# What to produce
Go through the listing below and list every line with "public".
═══ Task material
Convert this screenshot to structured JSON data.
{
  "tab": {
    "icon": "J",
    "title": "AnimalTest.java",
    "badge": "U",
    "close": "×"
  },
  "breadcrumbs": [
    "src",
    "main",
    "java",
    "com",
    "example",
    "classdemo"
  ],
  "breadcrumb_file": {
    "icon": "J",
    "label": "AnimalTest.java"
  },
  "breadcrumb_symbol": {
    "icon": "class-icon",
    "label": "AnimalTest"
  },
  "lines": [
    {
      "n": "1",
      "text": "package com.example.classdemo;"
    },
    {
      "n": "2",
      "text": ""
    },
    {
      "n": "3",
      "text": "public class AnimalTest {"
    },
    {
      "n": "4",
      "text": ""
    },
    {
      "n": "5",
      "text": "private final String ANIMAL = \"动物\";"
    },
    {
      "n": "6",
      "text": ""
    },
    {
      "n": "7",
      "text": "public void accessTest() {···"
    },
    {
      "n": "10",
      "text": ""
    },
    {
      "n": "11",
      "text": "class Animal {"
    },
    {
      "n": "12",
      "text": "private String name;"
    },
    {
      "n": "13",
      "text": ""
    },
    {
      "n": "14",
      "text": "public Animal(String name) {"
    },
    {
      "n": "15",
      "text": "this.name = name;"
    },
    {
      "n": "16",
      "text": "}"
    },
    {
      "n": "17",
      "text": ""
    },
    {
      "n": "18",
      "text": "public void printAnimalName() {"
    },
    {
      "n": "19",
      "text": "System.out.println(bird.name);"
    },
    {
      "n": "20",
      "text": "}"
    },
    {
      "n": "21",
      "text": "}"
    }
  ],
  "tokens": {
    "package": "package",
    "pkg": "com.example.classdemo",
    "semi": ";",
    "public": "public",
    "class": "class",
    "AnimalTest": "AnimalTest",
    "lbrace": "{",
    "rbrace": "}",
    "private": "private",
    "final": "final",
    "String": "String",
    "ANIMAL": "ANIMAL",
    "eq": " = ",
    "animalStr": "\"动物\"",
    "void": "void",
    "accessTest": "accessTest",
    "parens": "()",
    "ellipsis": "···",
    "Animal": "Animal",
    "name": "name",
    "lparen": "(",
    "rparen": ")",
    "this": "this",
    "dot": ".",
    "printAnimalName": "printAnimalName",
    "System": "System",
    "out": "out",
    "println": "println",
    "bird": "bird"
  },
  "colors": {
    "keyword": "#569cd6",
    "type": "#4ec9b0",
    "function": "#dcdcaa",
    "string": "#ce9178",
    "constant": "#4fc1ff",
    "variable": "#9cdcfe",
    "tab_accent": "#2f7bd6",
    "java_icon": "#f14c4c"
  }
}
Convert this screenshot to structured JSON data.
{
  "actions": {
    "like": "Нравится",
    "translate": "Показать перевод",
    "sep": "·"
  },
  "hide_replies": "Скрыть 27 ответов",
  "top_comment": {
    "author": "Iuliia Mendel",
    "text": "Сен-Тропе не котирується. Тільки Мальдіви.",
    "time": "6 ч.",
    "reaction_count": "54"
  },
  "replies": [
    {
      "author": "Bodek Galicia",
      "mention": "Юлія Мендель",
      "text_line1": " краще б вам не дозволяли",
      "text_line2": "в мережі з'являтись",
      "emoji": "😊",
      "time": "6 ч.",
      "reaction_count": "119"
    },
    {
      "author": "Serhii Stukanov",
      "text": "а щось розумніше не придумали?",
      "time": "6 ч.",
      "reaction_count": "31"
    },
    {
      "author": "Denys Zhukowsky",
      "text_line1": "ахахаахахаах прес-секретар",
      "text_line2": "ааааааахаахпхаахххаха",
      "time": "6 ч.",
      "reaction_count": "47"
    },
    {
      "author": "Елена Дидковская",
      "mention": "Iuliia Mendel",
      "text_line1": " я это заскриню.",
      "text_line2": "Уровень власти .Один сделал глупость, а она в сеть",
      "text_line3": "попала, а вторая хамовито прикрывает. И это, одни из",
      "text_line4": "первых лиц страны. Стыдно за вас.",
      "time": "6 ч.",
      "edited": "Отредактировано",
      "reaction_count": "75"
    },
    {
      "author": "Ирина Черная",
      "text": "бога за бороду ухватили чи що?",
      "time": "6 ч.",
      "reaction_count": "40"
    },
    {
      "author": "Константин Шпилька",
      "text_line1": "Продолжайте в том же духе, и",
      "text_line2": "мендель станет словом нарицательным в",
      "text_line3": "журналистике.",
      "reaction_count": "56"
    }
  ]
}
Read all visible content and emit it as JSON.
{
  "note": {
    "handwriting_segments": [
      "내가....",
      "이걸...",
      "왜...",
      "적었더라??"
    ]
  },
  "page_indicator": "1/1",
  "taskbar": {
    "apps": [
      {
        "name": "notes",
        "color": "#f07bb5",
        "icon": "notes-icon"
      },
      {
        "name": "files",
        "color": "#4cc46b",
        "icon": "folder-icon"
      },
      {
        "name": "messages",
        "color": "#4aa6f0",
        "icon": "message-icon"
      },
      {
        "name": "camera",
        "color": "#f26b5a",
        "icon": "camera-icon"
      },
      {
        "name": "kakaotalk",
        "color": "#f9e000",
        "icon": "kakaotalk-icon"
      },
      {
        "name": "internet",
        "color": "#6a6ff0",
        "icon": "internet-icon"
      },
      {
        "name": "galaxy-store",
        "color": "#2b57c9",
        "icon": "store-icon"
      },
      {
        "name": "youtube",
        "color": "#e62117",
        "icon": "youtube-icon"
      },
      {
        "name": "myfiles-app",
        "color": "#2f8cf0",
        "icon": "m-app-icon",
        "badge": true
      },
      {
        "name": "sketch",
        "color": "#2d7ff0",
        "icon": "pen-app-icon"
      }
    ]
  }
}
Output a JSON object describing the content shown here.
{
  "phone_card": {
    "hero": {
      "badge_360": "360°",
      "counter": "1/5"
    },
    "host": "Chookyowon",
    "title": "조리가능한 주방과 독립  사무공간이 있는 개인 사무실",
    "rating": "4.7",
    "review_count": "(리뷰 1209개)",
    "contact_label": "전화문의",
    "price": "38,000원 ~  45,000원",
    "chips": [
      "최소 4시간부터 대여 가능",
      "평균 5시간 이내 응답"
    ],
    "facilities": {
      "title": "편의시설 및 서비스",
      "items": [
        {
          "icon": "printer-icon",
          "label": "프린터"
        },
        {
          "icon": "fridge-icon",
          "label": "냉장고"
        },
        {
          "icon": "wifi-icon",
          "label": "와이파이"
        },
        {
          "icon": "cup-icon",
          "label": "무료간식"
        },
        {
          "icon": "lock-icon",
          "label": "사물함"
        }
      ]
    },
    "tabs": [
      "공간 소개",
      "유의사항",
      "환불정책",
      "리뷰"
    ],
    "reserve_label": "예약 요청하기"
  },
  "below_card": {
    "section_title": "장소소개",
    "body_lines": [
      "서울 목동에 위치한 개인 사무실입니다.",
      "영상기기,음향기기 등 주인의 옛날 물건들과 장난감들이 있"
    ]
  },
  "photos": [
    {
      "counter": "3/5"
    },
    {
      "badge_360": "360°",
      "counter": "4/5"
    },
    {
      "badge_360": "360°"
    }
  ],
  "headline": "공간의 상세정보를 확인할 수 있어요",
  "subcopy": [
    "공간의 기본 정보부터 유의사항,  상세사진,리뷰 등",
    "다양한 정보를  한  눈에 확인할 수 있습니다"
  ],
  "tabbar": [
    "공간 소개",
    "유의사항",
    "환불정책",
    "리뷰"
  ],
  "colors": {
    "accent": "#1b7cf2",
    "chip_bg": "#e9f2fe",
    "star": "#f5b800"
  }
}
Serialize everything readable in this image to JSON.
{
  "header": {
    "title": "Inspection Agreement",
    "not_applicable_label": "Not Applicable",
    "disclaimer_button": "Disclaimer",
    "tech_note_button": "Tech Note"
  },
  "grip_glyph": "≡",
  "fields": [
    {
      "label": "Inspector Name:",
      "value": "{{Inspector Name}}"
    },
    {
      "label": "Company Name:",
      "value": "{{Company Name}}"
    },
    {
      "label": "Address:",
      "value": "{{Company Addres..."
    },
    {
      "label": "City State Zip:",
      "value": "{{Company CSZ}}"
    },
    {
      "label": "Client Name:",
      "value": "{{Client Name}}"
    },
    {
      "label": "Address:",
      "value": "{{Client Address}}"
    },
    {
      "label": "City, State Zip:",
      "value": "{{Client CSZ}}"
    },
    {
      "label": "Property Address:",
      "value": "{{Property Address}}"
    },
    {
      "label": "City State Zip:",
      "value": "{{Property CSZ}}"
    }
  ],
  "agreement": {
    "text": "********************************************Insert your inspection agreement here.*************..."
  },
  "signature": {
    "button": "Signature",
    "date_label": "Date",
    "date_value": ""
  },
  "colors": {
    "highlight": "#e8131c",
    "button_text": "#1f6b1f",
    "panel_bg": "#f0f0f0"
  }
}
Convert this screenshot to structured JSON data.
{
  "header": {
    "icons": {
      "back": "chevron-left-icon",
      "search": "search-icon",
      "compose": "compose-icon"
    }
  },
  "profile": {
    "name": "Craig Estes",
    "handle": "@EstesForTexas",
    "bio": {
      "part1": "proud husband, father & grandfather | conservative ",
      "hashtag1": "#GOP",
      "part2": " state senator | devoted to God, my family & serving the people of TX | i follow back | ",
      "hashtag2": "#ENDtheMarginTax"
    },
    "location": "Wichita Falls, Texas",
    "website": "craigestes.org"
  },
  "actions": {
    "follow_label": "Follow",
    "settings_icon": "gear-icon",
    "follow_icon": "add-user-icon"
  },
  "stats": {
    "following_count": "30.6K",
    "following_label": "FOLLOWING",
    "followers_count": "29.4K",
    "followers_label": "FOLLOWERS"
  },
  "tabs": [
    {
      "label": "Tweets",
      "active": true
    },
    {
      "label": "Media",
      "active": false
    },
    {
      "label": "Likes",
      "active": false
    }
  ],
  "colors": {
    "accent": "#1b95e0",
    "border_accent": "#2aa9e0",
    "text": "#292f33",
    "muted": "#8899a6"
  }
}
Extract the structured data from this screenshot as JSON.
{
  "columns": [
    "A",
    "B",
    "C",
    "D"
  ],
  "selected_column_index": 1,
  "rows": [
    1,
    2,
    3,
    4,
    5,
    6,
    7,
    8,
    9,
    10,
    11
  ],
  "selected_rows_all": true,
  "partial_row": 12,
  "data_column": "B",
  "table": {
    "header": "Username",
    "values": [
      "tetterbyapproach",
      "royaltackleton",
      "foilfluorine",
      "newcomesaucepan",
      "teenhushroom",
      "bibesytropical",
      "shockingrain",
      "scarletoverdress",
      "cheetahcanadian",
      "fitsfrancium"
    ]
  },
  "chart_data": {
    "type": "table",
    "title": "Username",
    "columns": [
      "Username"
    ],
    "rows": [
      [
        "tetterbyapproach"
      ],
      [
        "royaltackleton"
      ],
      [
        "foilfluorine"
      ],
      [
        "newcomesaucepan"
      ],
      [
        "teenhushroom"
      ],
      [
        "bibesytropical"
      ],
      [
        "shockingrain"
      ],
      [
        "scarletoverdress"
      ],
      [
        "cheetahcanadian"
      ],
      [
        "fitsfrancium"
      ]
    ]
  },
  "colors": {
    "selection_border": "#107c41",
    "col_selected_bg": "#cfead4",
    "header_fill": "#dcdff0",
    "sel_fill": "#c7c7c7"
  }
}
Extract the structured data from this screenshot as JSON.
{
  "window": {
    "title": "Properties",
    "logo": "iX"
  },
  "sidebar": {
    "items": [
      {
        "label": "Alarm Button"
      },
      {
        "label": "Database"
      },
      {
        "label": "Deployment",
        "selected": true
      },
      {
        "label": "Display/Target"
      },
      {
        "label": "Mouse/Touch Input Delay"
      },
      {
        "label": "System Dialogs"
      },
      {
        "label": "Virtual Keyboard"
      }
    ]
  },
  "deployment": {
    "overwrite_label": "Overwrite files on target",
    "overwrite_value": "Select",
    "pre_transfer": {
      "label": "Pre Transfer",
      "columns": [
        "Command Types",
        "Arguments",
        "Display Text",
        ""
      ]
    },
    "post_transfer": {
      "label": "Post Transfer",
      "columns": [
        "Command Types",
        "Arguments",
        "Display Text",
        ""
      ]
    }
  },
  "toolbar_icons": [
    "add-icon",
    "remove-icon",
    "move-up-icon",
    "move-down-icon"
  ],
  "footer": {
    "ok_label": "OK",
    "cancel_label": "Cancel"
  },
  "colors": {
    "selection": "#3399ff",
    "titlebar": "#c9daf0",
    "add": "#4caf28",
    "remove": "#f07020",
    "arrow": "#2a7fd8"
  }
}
══════
# The result
      "text": "public class AnimalTest {"
      "text": "public void accessTest() {···"
      "text": "public Animal(String name) {"
      "text": "public void printAnimalName() {"
    "public": "public",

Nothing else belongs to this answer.